**EXERCISE DETAILS**: Beginning at the line that contains "Transcribe the text in this document.", reproduce every line to the end of the material without changing any of them.

[Collected data]
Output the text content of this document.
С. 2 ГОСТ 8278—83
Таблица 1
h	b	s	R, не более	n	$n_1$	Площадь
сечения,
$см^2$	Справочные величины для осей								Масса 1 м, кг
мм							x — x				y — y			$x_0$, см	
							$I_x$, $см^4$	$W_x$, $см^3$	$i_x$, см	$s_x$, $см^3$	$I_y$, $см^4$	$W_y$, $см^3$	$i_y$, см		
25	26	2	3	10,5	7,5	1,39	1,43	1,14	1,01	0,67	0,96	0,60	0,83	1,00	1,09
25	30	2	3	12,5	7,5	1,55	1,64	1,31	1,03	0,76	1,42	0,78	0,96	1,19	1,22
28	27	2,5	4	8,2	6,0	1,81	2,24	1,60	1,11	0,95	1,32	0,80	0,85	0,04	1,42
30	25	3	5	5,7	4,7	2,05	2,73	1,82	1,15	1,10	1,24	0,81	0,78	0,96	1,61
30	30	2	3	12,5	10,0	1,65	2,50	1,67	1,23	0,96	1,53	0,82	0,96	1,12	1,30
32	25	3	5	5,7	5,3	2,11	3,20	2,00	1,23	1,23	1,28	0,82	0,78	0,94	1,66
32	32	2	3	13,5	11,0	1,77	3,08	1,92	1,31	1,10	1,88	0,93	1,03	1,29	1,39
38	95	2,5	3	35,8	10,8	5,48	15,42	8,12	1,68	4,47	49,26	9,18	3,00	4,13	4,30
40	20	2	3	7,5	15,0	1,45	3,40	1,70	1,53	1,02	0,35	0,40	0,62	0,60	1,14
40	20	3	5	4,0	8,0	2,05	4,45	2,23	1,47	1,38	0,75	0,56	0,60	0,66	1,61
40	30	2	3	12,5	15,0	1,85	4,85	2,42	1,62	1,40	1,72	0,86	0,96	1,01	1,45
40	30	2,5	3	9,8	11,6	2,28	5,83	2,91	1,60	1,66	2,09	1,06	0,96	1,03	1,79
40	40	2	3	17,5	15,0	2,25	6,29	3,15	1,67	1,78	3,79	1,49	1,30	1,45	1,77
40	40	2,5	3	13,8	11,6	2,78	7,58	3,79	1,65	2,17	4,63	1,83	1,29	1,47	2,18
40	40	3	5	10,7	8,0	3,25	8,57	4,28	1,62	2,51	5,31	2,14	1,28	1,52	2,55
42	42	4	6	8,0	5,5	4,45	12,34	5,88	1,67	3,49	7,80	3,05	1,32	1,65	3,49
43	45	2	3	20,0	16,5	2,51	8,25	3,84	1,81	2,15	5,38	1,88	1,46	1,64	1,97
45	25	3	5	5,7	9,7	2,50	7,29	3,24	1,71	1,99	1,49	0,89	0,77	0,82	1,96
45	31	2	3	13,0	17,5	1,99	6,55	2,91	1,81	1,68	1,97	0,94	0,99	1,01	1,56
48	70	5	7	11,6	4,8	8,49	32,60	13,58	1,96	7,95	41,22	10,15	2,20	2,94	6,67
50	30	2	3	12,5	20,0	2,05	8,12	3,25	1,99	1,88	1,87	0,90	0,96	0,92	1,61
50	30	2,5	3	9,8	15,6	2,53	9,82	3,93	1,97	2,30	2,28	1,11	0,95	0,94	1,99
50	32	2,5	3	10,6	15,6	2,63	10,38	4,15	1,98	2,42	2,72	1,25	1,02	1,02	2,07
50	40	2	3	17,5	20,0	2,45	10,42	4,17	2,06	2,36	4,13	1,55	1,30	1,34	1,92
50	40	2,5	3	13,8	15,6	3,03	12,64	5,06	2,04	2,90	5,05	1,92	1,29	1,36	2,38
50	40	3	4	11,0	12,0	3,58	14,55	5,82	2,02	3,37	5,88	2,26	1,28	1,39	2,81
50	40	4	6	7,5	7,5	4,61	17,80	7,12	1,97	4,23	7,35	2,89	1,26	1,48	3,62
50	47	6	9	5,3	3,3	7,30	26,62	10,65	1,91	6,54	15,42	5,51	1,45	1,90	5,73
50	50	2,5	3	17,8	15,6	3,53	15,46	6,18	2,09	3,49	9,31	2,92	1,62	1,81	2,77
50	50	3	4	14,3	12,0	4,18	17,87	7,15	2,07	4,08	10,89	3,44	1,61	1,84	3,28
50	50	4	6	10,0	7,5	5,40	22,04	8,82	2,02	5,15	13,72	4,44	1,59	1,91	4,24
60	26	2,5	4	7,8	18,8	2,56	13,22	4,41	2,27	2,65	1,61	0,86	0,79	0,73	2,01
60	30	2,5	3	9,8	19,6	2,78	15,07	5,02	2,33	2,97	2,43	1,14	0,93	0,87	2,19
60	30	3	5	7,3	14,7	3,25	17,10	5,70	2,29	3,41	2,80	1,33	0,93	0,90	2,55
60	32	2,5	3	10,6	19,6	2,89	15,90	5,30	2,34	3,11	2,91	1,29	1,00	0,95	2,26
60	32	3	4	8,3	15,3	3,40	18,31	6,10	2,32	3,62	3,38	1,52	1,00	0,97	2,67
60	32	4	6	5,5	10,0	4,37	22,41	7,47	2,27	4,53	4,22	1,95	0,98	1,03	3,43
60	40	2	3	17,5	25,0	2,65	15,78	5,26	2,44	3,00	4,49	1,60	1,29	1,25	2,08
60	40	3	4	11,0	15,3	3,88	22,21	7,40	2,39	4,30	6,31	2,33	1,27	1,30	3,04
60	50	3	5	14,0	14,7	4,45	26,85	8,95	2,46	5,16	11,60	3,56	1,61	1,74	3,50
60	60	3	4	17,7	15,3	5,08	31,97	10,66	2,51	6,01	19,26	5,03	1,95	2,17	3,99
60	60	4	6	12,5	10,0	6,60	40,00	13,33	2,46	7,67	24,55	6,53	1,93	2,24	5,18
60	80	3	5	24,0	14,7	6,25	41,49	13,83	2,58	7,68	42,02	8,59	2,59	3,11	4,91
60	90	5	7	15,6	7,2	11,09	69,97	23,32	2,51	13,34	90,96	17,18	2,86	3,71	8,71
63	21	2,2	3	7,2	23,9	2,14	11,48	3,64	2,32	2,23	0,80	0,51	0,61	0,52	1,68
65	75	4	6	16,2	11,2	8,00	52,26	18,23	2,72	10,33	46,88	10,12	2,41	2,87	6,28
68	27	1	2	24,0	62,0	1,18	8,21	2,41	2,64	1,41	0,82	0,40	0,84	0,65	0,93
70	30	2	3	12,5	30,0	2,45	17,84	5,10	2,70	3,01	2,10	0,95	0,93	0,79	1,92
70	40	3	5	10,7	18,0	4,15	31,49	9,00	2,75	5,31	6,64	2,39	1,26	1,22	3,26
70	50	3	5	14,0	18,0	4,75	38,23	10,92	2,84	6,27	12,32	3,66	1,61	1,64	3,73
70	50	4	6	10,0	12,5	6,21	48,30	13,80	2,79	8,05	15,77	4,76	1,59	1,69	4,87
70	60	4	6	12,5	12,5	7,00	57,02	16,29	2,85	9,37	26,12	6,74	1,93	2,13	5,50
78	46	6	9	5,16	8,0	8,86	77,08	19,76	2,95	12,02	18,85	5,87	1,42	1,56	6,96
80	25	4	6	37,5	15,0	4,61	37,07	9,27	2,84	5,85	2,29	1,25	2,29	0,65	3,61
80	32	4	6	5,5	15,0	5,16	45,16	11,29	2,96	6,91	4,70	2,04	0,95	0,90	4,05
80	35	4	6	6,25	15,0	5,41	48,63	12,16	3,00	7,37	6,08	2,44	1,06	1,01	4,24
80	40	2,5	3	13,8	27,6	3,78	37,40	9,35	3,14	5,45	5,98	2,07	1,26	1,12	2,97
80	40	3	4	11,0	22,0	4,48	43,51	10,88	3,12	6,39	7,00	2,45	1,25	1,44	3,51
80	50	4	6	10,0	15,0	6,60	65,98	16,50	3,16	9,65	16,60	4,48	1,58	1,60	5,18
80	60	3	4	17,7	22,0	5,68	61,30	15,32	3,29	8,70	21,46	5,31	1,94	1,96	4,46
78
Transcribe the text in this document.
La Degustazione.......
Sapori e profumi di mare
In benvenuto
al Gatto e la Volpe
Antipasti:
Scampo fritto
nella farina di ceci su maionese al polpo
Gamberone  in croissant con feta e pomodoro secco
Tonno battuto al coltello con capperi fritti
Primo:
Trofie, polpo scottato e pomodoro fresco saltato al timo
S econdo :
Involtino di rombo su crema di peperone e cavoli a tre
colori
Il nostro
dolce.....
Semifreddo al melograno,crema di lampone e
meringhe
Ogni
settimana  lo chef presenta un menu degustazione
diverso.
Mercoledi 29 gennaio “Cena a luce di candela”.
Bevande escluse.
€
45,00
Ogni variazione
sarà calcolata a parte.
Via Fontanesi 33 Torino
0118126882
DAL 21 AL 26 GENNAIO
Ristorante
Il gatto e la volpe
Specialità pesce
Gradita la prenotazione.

**THE SOLUTION**:
Transcribe the text in this document.
La Degustazione.......
Sapori e profumi di mare
In benvenuto
al Gatto e la Volpe
Antipasti:
Scampo fritto
nella farina di ceci su maionese al polpo
Gamberone  in croissant con feta e pomodoro secco
Tonno battuto al coltello con capperi fritti
Primo:
Trofie, polpo scottato e pomodoro fresco saltato al timo
S econdo :
Involtino di rombo su crema di peperone e cavoli a tre
colori
Il nostro
dolce.....
Semifreddo al melograno,crema di lampone e
meringhe
Ogni
settimana  lo chef presenta un menu degustazione
diverso.
Mercoledi 29 gennaio “Cena a luce di candela”.
Bevande escluse.
€
45,00
Ogni variazione
sarà calcolata a parte.
Via Fontanesi 33 Torino
0118126882
DAL 21 AL 26 GENNAIO
Ristorante
Il gatto e la volpe
Specialità pesce
Gradita la prenotazione.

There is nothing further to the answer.